(begin)

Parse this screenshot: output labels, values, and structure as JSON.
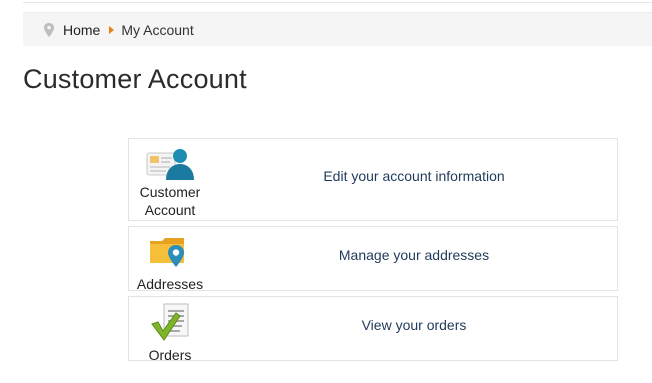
{
  "breadcrumb": {
    "home_label": "Home",
    "current_label": "My Account"
  },
  "page": {
    "title": "Customer Account"
  },
  "panels": [
    {
      "icon": "customer-account-icon",
      "label": "Customer\nAccount",
      "action": "Edit your account information"
    },
    {
      "icon": "addresses-icon",
      "label": "Addresses",
      "action": "Manage your addresses"
    },
    {
      "icon": "orders-icon",
      "label": "Orders",
      "action": "View your orders"
    }
  ],
  "colors": {
    "breadcrumb_bg": "#f5f5f5",
    "breadcrumb_separator": "#e8801b",
    "link": "#1f3a5a"
  }
}
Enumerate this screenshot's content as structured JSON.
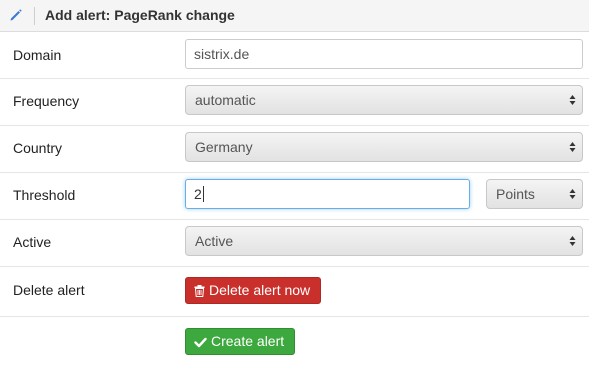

(end)

▶ [Task to complete]: Do not include the images; transcribe the rest of the listing exactly.

▶ [Problem solution]:
Parse this screenshot: output labels, values, and structure as JSON.
{
  "breadcrumb": {
    "home_label": "Home",
    "current_label": "My Account"
  },
  "page": {
    "title": "Customer Account"
  },
  "panels": [
    {
      "icon": "customer-account-icon",
      "label": "Customer\nAccount",
      "action": "Edit your account information"
    },
    {
      "icon": "addresses-icon",
      "label": "Addresses",
      "action": "Manage your addresses"
    },
    {
      "icon": "orders-icon",
      "label": "Orders",
      "action": "View your orders"
    }
  ],
  "colors": {
    "breadcrumb_bg": "#f5f5f5",
    "breadcrumb_separator": "#e8801b",
    "link": "#1f3a5a"
  }
}
Enumerate this screenshot's content as structured JSON.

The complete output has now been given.